▶ [Task brief]:
Copy every line of the data that includes the string "panel".

>> start Records provided

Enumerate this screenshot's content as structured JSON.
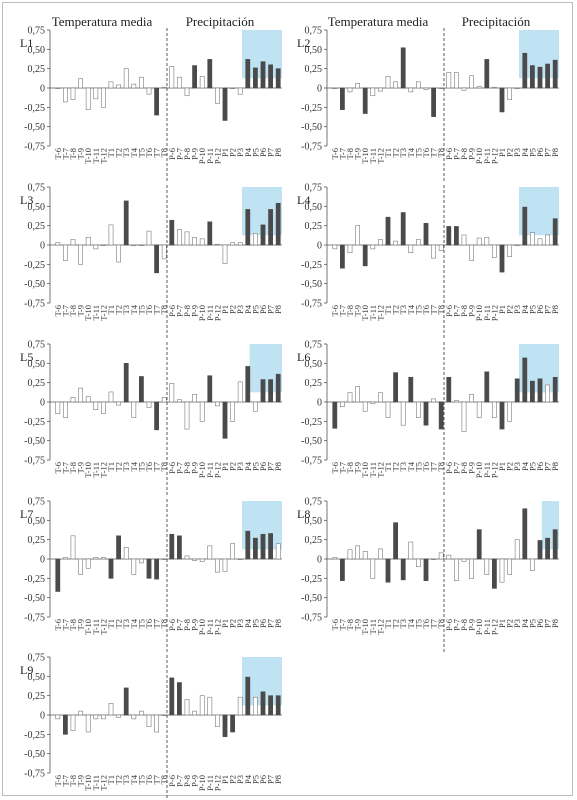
{
  "header": {
    "left": {
      "temp": "Temperatura media",
      "prec": "Precipitación"
    },
    "right": {
      "temp": "Temperatura media",
      "prec": "Precipitación"
    }
  },
  "colors": {
    "significant_bar": "#4a4a4a",
    "nonsignificant_bar": "#ffffff",
    "bar_outline": "#7a7a7a",
    "highlight": "#bfe3f3",
    "axis": "#555555",
    "separator": "#333333"
  },
  "chart_data": [
    {
      "type": "bar",
      "panel": "L1",
      "ylim": [
        -0.75,
        0.75
      ],
      "yticks": [
        "0,75",
        "0,50",
        "0,25",
        "0",
        "-0,25",
        "-0,50",
        "-0,75"
      ],
      "highlight_categories": [
        "P4",
        "P8"
      ],
      "categories": [
        "T-6",
        "T-7",
        "T-8",
        "T-9",
        "T-10",
        "T-11",
        "T-12",
        "T1",
        "T2",
        "T3",
        "T4",
        "T5",
        "T6",
        "T7",
        "T8",
        "P-6",
        "P-7",
        "P-8",
        "P-9",
        "P-10",
        "P-11",
        "P-12",
        "P1",
        "P2",
        "P3",
        "P4",
        "P5",
        "P6",
        "P7",
        "P8"
      ],
      "values": [
        0,
        -0.18,
        -0.15,
        0.12,
        -0.28,
        -0.14,
        -0.25,
        0.08,
        0.04,
        0.25,
        0.05,
        0.14,
        -0.08,
        -0.35,
        0.01,
        0.28,
        0.14,
        -0.1,
        0.29,
        0.15,
        0.37,
        -0.2,
        -0.42,
        0.0,
        -0.08,
        0.37,
        0.26,
        0.34,
        0.3,
        0.25
      ],
      "significant": [
        0,
        0,
        0,
        0,
        0,
        0,
        0,
        0,
        0,
        0,
        0,
        0,
        0,
        1,
        0,
        0,
        0,
        0,
        1,
        0,
        1,
        0,
        1,
        0,
        0,
        1,
        1,
        1,
        1,
        1
      ]
    },
    {
      "type": "bar",
      "panel": "L2",
      "ylim": [
        -0.75,
        0.75
      ],
      "yticks": [
        "0,75",
        "0,50",
        "0,25",
        "0",
        "-0,25",
        "-0,50",
        "-0,75"
      ],
      "highlight_categories": [
        "P4",
        "P8"
      ],
      "categories": [
        "T-6",
        "T-7",
        "T-8",
        "T-9",
        "T-10",
        "T-11",
        "T-12",
        "T1",
        "T2",
        "T3",
        "T4",
        "T5",
        "T6",
        "T7",
        "T8",
        "P-6",
        "P-7",
        "P-8",
        "P-9",
        "P-10",
        "P-11",
        "P-12",
        "P1",
        "P2",
        "P3",
        "P4",
        "P5",
        "P6",
        "P7",
        "P8"
      ],
      "values": [
        0,
        -0.28,
        -0.05,
        0.06,
        -0.33,
        -0.1,
        -0.04,
        0.15,
        0.08,
        0.52,
        -0.05,
        0.08,
        -0.02,
        -0.37,
        0.0,
        0.2,
        0.2,
        -0.03,
        0.16,
        0.02,
        0.37,
        0.01,
        -0.31,
        -0.15,
        0.0,
        0.45,
        0.29,
        0.27,
        0.31,
        0.36
      ],
      "significant": [
        0,
        1,
        0,
        0,
        1,
        0,
        0,
        0,
        0,
        1,
        0,
        0,
        0,
        1,
        0,
        0,
        0,
        0,
        0,
        0,
        1,
        0,
        1,
        0,
        0,
        1,
        1,
        1,
        1,
        1
      ]
    },
    {
      "type": "bar",
      "panel": "L3",
      "ylim": [
        -0.75,
        0.75
      ],
      "yticks": [
        "0,75",
        "0,50",
        "0,25",
        "0",
        "-0,25",
        "-0,50",
        "-0,75"
      ],
      "highlight_categories": [
        "P4",
        "P8"
      ],
      "categories": [
        "T-6",
        "T-7",
        "T-8",
        "T-9",
        "T-10",
        "T-11",
        "T-12",
        "T1",
        "T2",
        "T3",
        "T4",
        "T5",
        "T6",
        "T7",
        "T8",
        "P-6",
        "P-7",
        "P-8",
        "P-9",
        "P-10",
        "P-11",
        "P-12",
        "P1",
        "P2",
        "P3",
        "P4",
        "P5",
        "P6",
        "P7",
        "P8"
      ],
      "values": [
        0.03,
        -0.2,
        0.07,
        -0.25,
        0.1,
        -0.05,
        0.0,
        0.26,
        -0.22,
        0.57,
        -0.01,
        0.0,
        0.18,
        -0.36,
        -0.18,
        0.32,
        0.2,
        0.17,
        0.1,
        0.08,
        0.3,
        0.01,
        -0.24,
        0.03,
        0.03,
        0.46,
        0.15,
        0.26,
        0.46,
        0.54
      ],
      "significant": [
        0,
        0,
        0,
        0,
        0,
        0,
        0,
        0,
        0,
        1,
        0,
        0,
        0,
        1,
        0,
        1,
        0,
        0,
        0,
        0,
        1,
        0,
        0,
        0,
        0,
        1,
        0,
        1,
        1,
        1
      ]
    },
    {
      "type": "bar",
      "panel": "L4",
      "ylim": [
        -0.75,
        0.75
      ],
      "yticks": [
        "0,75",
        "0,50",
        "0,25",
        "0",
        "-0,25",
        "-0,50",
        "-0,75"
      ],
      "highlight_categories": [
        "P4",
        "P8"
      ],
      "categories": [
        "T-6",
        "T-7",
        "T-8",
        "T-9",
        "T-10",
        "T-11",
        "T-12",
        "T1",
        "T2",
        "T3",
        "T4",
        "T5",
        "T6",
        "T7",
        "T8",
        "P-6",
        "P-7",
        "P-8",
        "P-9",
        "P-10",
        "P-11",
        "P-12",
        "P1",
        "P2",
        "P3",
        "P4",
        "P5",
        "P6",
        "P7",
        "P8"
      ],
      "values": [
        -0.05,
        -0.3,
        -0.1,
        0.25,
        -0.27,
        -0.05,
        0.07,
        0.36,
        0.05,
        0.42,
        -0.1,
        0.07,
        0.28,
        -0.17,
        -0.07,
        0.24,
        0.24,
        0.13,
        -0.2,
        0.09,
        0.1,
        -0.16,
        -0.35,
        -0.15,
        0.0,
        0.49,
        0.16,
        0.08,
        0.13,
        0.34
      ],
      "significant": [
        0,
        1,
        0,
        0,
        1,
        0,
        0,
        1,
        0,
        1,
        0,
        0,
        1,
        0,
        0,
        1,
        1,
        0,
        0,
        0,
        0,
        0,
        1,
        0,
        0,
        1,
        0,
        0,
        0,
        1
      ]
    },
    {
      "type": "bar",
      "panel": "L5",
      "ylim": [
        -0.75,
        0.75
      ],
      "yticks": [
        "0,75",
        "0,50",
        "0,25",
        "0",
        "-0,25",
        "-0,50",
        "-0,75"
      ],
      "highlight_categories": [
        "P5",
        "P8"
      ],
      "categories": [
        "T-6",
        "T-7",
        "T-8",
        "T-9",
        "T-10",
        "T-11",
        "T-12",
        "T1",
        "T2",
        "T3",
        "T4",
        "T5",
        "T6",
        "T7",
        "T8",
        "P-6",
        "P-7",
        "P-8",
        "P-9",
        "P-10",
        "P-11",
        "P-12",
        "P1",
        "P2",
        "P3",
        "P4",
        "P5",
        "P6",
        "P7",
        "P8"
      ],
      "values": [
        -0.15,
        -0.2,
        0.06,
        0.18,
        0.07,
        -0.1,
        -0.15,
        0.13,
        -0.04,
        0.5,
        -0.2,
        0.33,
        -0.07,
        -0.36,
        0.06,
        0.24,
        0.03,
        -0.35,
        0.1,
        -0.25,
        0.34,
        -0.05,
        -0.47,
        -0.25,
        0.26,
        0.46,
        -0.12,
        0.29,
        0.29,
        0.36
      ],
      "significant": [
        0,
        0,
        0,
        0,
        0,
        0,
        0,
        0,
        0,
        1,
        0,
        1,
        0,
        1,
        0,
        0,
        0,
        0,
        0,
        0,
        1,
        0,
        1,
        0,
        0,
        1,
        0,
        1,
        1,
        1
      ]
    },
    {
      "type": "bar",
      "panel": "L6",
      "ylim": [
        -0.75,
        0.75
      ],
      "yticks": [
        "0,75",
        "0,50",
        "0,25",
        "0",
        "-0,25",
        "-0,50",
        "-0,75"
      ],
      "highlight_categories": [
        "P4",
        "P8"
      ],
      "categories": [
        "T-6",
        "T-7",
        "T-8",
        "T-9",
        "T-10",
        "T-11",
        "T-12",
        "T1",
        "T2",
        "T3",
        "T4",
        "T5",
        "T6",
        "T7",
        "T8",
        "P-6",
        "P-7",
        "P-8",
        "P-9",
        "P-10",
        "P-11",
        "P-12",
        "P1",
        "P2",
        "P3",
        "P4",
        "P5",
        "P6",
        "P7",
        "P8"
      ],
      "values": [
        -0.34,
        -0.06,
        0.12,
        0.2,
        -0.12,
        -0.02,
        0.12,
        -0.2,
        0.38,
        -0.3,
        0.32,
        -0.2,
        -0.3,
        0.04,
        -0.35,
        0.32,
        0.02,
        -0.38,
        0.1,
        -0.2,
        0.39,
        -0.2,
        -0.35,
        -0.25,
        0.3,
        0.57,
        0.27,
        0.3,
        0.22,
        0.32
      ],
      "significant": [
        1,
        0,
        0,
        0,
        0,
        0,
        0,
        0,
        1,
        0,
        1,
        0,
        1,
        0,
        1,
        1,
        0,
        0,
        0,
        0,
        1,
        0,
        1,
        0,
        1,
        1,
        1,
        1,
        0,
        1
      ]
    },
    {
      "type": "bar",
      "panel": "L7",
      "ylim": [
        -0.75,
        0.75
      ],
      "yticks": [
        "0,75",
        "0,50",
        "0,25",
        "0",
        "-0,25",
        "-0,50",
        "-0,75"
      ],
      "highlight_categories": [
        "P4",
        "P8"
      ],
      "categories": [
        "T-6",
        "T-7",
        "T-8",
        "T-9",
        "T-10",
        "T-11",
        "T-12",
        "T1",
        "T2",
        "T3",
        "T4",
        "T5",
        "T6",
        "T7",
        "T8",
        "P-6",
        "P-7",
        "P-8",
        "P-9",
        "P-10",
        "P-11",
        "P-12",
        "P1",
        "P2",
        "P3",
        "P4",
        "P5",
        "P6",
        "P7",
        "P8"
      ],
      "values": [
        -0.42,
        0.02,
        0.3,
        -0.2,
        -0.12,
        0.02,
        0.02,
        -0.25,
        0.3,
        0.15,
        -0.2,
        -0.05,
        -0.25,
        -0.26,
        0.0,
        0.32,
        0.3,
        0.04,
        -0.02,
        -0.03,
        0.17,
        -0.17,
        -0.16,
        0.2,
        0.0,
        0.36,
        0.27,
        0.32,
        0.33,
        0.2
      ],
      "significant": [
        1,
        0,
        0,
        0,
        0,
        0,
        0,
        1,
        1,
        0,
        0,
        0,
        1,
        1,
        0,
        1,
        1,
        0,
        0,
        0,
        0,
        0,
        0,
        0,
        0,
        1,
        1,
        1,
        1,
        0
      ]
    },
    {
      "type": "bar",
      "panel": "L8",
      "ylim": [
        -0.75,
        0.75
      ],
      "yticks": [
        "0,75",
        "0,50",
        "0,25",
        "0",
        "-0,25",
        "-0,50",
        "-0,75"
      ],
      "highlight_categories": [
        "P7",
        "P8"
      ],
      "categories": [
        "T-6",
        "T-7",
        "T-8",
        "T-9",
        "T-10",
        "T-11",
        "T-12",
        "T1",
        "T2",
        "T3",
        "T4",
        "T5",
        "T6",
        "T7",
        "T8",
        "P-6",
        "P-7",
        "P-8",
        "P-9",
        "P-10",
        "P-11",
        "P-12",
        "P1",
        "P2",
        "P3",
        "P4",
        "P5",
        "P6",
        "P7",
        "P8"
      ],
      "values": [
        0.02,
        -0.28,
        0.12,
        0.17,
        0.1,
        -0.25,
        0.13,
        -0.3,
        0.47,
        -0.27,
        0.22,
        -0.1,
        -0.28,
        0.0,
        0.08,
        0.05,
        -0.28,
        -0.03,
        -0.25,
        0.38,
        -0.2,
        -0.38,
        -0.3,
        -0.2,
        0.25,
        0.65,
        -0.15,
        0.24,
        0.27,
        0.38
      ],
      "significant": [
        0,
        1,
        0,
        0,
        0,
        0,
        0,
        1,
        1,
        1,
        0,
        0,
        1,
        0,
        0,
        0,
        0,
        0,
        0,
        1,
        0,
        1,
        0,
        0,
        0,
        1,
        0,
        1,
        1,
        1
      ]
    },
    {
      "type": "bar",
      "panel": "L9",
      "ylim": [
        -0.75,
        0.75
      ],
      "yticks": [
        "0,75",
        "0,50",
        "0,25",
        "0",
        "-0,25",
        "-0,50",
        "-0,75"
      ],
      "highlight_categories": [
        "P4",
        "P8"
      ],
      "categories": [
        "T-6",
        "T-7",
        "T-8",
        "T-9",
        "T-10",
        "T-11",
        "T-12",
        "T1",
        "T2",
        "T3",
        "T4",
        "T5",
        "T6",
        "T7",
        "T8",
        "P-6",
        "P-7",
        "P-8",
        "P-9",
        "P-10",
        "P-11",
        "P-12",
        "P1",
        "P2",
        "P3",
        "P4",
        "P5",
        "P6",
        "P7",
        "P8"
      ],
      "values": [
        -0.05,
        -0.25,
        -0.2,
        0.05,
        -0.22,
        -0.05,
        -0.05,
        0.15,
        -0.03,
        0.35,
        -0.05,
        0.05,
        -0.15,
        -0.22,
        0.0,
        0.48,
        0.42,
        0.2,
        0.05,
        0.25,
        0.23,
        -0.15,
        -0.28,
        -0.22,
        0.23,
        0.49,
        0.23,
        0.3,
        0.25,
        0.25
      ],
      "significant": [
        0,
        1,
        0,
        0,
        0,
        0,
        0,
        0,
        0,
        1,
        0,
        0,
        0,
        0,
        0,
        1,
        1,
        0,
        0,
        0,
        0,
        0,
        1,
        1,
        0,
        1,
        0,
        1,
        1,
        1
      ]
    }
  ]
}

>> end Records provided

▶ [Answer in full]:
      "panel": "L1",
      "panel": "L2",
      "panel": "L3",
      "panel": "L4",
      "panel": "L5",
      "panel": "L6",
      "panel": "L7",
      "panel": "L8",
      "panel": "L9",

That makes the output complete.